[Stored items]
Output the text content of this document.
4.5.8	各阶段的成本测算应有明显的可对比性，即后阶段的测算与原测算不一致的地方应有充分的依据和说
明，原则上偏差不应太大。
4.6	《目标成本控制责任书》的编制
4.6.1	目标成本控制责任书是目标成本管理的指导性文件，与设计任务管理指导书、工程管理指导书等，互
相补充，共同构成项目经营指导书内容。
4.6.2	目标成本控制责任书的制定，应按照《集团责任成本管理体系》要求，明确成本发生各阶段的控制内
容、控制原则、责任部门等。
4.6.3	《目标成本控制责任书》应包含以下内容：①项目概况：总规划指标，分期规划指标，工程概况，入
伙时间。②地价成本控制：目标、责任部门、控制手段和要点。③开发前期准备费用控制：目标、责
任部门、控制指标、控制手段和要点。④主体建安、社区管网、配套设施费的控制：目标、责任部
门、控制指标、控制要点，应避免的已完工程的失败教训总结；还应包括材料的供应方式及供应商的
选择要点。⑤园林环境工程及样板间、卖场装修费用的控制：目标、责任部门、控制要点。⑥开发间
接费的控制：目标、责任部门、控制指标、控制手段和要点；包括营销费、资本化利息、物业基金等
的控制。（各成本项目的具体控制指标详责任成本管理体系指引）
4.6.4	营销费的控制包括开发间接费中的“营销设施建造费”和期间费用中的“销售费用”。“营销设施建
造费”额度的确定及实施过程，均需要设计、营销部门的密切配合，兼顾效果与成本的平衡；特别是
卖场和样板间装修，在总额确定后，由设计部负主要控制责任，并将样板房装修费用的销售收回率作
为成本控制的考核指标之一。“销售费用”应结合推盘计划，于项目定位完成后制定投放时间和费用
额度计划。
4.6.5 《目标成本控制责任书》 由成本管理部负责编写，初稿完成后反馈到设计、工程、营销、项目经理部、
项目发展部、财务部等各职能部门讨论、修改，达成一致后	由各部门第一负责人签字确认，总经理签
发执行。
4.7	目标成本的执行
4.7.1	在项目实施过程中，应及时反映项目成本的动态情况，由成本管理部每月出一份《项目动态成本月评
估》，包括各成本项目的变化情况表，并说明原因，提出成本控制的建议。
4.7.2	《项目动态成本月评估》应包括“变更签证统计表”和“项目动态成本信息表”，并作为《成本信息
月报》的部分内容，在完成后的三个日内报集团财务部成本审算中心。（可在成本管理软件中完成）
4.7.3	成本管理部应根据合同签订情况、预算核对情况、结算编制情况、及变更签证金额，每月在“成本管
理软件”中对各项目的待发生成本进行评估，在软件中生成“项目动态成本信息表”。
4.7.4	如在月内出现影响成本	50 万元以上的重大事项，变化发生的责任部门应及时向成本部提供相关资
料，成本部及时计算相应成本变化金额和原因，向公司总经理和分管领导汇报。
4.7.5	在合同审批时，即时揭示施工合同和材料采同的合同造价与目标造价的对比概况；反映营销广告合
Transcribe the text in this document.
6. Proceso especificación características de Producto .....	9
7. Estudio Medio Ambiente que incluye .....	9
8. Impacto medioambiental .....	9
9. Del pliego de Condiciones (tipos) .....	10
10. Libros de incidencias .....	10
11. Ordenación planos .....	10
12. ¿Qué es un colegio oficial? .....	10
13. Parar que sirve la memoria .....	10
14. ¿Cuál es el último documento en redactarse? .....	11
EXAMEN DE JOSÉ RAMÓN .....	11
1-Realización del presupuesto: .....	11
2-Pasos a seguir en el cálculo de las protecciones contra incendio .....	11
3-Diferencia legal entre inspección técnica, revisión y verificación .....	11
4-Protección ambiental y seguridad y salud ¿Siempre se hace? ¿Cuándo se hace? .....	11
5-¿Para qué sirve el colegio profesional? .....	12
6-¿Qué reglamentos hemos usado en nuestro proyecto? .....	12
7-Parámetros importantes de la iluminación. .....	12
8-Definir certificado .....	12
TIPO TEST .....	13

■ What you will do:
Each record should come back exactly as written.

■ Task solution:
Output the text content of this document.
4.5.8	各阶段的成本测算应有明显的可对比性，即后阶段的测算与原测算不一致的地方应有充分的依据和说
明，原则上偏差不应太大。
4.6	《目标成本控制责任书》的编制
4.6.1	目标成本控制责任书是目标成本管理的指导性文件，与设计任务管理指导书、工程管理指导书等，互
相补充，共同构成项目经营指导书内容。
4.6.2	目标成本控制责任书的制定，应按照《集团责任成本管理体系》要求，明确成本发生各阶段的控制内
容、控制原则、责任部门等。
4.6.3	《目标成本控制责任书》应包含以下内容：①项目概况：总规划指标，分期规划指标，工程概况，入
伙时间。②地价成本控制：目标、责任部门、控制手段和要点。③开发前期准备费用控制：目标、责
任部门、控制指标、控制手段和要点。④主体建安、社区管网、配套设施费的控制：目标、责任部
门、控制指标、控制要点，应避免的已完工程的失败教训总结；还应包括材料的供应方式及供应商的
选择要点。⑤园林环境工程及样板间、卖场装修费用的控制：目标、责任部门、控制要点。⑥开发间
接费的控制：目标、责任部门、控制指标、控制手段和要点；包括营销费、资本化利息、物业基金等
的控制。（各成本项目的具体控制指标详责任成本管理体系指引）
4.6.4	营销费的控制包括开发间接费中的“营销设施建造费”和期间费用中的“销售费用”。“营销设施建
造费”额度的确定及实施过程，均需要设计、营销部门的密切配合，兼顾效果与成本的平衡；特别是
卖场和样板间装修，在总额确定后，由设计部负主要控制责任，并将样板房装修费用的销售收回率作
为成本控制的考核指标之一。“销售费用”应结合推盘计划，于项目定位完成后制定投放时间和费用
额度计划。
4.6.5 《目标成本控制责任书》 由成本管理部负责编写，初稿完成后反馈到设计、工程、营销、项目经理部、
项目发展部、财务部等各职能部门讨论、修改，达成一致后	由各部门第一负责人签字确认，总经理签
发执行。
4.7	目标成本的执行
4.7.1	在项目实施过程中，应及时反映项目成本的动态情况，由成本管理部每月出一份《项目动态成本月评
估》，包括各成本项目的变化情况表，并说明原因，提出成本控制的建议。
4.7.2	《项目动态成本月评估》应包括“变更签证统计表”和“项目动态成本信息表”，并作为《成本信息
月报》的部分内容，在完成后的三个日内报集团财务部成本审算中心。（可在成本管理软件中完成）
4.7.3	成本管理部应根据合同签订情况、预算核对情况、结算编制情况、及变更签证金额，每月在“成本管
理软件”中对各项目的待发生成本进行评估，在软件中生成“项目动态成本信息表”。
4.7.4	如在月内出现影响成本	50 万元以上的重大事项，变化发生的责任部门应及时向成本部提供相关资
料，成本部及时计算相应成本变化金额和原因，向公司总经理和分管领导汇报。
4.7.5	在合同审批时，即时揭示施工合同和材料采同的合同造价与目标造价的对比概况；反映营销广告合
Transcribe the text in this document.
6. Proceso especificación características de Producto .....	9
7. Estudio Medio Ambiente que incluye .....	9
8. Impacto medioambiental .....	9
9. Del pliego de Condiciones (tipos) .....	10
10. Libros de incidencias .....	10
11. Ordenación planos .....	10
12. ¿Qué es un colegio oficial? .....	10
13. Parar que sirve la memoria .....	10
14. ¿Cuál es el último documento en redactarse? .....	11
EXAMEN DE JOSÉ RAMÓN .....	11
1-Realización del presupuesto: .....	11
2-Pasos a seguir en el cálculo de las protecciones contra incendio .....	11
3-Diferencia legal entre inspección técnica, revisión y verificación .....	11
4-Protección ambiental y seguridad y salud ¿Siempre se hace? ¿Cuándo se hace? .....	11
5-¿Para qué sirve el colegio profesional? .....	12
6-¿Qué reglamentos hemos usado en nuestro proyecto? .....	12
7-Parámetros importantes de la iluminación. .....	12
8-Definir certificado .....	12
TIPO TEST .....	13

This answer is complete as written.